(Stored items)
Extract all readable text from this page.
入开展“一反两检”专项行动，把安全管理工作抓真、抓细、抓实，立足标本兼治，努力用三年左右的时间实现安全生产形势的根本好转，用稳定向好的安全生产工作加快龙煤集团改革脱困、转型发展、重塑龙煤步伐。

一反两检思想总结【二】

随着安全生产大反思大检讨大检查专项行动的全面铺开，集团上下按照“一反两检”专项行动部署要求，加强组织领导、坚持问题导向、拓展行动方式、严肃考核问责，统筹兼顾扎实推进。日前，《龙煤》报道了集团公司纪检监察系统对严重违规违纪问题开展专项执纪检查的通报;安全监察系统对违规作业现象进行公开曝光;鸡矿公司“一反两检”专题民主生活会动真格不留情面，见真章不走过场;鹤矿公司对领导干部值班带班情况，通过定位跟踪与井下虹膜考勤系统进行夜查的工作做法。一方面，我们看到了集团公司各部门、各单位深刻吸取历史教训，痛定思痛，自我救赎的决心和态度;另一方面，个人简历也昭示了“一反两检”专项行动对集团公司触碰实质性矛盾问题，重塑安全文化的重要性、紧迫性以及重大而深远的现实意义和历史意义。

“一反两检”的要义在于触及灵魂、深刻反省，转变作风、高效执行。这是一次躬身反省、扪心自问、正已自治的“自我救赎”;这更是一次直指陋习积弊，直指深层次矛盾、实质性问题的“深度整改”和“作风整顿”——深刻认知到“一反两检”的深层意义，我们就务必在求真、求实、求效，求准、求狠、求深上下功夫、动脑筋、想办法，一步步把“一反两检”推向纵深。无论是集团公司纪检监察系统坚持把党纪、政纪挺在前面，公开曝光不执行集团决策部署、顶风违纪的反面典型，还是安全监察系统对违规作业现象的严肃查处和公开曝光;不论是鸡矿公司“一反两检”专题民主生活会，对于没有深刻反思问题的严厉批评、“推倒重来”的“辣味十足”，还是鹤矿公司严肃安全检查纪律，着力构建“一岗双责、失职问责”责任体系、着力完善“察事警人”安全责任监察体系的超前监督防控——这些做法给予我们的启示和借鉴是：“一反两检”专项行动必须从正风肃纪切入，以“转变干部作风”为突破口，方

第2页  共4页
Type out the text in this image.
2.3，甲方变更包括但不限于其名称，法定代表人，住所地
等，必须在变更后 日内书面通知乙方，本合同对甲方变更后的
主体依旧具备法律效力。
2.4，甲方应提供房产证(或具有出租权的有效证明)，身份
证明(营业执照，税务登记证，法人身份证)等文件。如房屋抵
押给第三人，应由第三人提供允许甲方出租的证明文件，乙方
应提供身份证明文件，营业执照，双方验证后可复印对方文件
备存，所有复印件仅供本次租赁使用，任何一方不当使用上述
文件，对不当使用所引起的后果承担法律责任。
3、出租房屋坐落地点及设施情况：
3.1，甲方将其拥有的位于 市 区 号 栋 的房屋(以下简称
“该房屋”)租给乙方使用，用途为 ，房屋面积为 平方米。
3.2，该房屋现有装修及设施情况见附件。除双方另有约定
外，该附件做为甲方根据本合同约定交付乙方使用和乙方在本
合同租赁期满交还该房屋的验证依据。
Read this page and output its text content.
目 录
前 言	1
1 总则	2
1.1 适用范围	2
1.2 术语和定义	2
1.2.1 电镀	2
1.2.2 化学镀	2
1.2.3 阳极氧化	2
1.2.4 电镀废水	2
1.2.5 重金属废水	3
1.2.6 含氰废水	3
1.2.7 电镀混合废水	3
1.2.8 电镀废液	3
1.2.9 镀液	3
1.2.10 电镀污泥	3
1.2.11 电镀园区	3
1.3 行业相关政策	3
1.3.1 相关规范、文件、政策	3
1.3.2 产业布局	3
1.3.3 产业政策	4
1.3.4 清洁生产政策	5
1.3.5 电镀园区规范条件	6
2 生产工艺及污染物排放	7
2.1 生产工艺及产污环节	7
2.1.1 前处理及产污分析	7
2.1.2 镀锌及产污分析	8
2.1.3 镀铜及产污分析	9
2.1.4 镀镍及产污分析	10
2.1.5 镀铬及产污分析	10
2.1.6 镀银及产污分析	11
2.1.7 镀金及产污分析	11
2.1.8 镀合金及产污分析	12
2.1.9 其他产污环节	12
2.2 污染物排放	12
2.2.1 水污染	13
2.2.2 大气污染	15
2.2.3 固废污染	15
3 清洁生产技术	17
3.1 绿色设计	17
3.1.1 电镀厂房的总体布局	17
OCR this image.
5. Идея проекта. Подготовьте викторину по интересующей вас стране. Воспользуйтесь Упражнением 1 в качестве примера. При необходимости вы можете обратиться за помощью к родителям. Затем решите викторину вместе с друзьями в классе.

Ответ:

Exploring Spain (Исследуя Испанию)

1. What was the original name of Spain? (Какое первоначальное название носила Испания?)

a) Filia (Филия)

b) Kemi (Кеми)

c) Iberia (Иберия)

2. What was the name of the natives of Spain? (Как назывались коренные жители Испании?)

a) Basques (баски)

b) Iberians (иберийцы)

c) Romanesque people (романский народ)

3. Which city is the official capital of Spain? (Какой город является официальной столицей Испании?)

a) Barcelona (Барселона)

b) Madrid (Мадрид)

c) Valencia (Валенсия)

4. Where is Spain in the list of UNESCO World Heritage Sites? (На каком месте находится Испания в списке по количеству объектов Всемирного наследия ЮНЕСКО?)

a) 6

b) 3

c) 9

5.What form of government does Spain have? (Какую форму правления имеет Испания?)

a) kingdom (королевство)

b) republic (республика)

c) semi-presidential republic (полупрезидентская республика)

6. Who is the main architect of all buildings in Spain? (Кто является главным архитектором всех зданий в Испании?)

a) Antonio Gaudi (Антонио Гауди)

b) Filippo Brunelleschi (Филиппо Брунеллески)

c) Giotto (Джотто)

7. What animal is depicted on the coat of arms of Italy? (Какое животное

§ TO DO
Go through the entries above and pull out each line with "this" in it.

§ ANSWER BELOW
Extract all readable text from this page.
Type out the text in this image.
Read this page and output its text content.
OCR this image.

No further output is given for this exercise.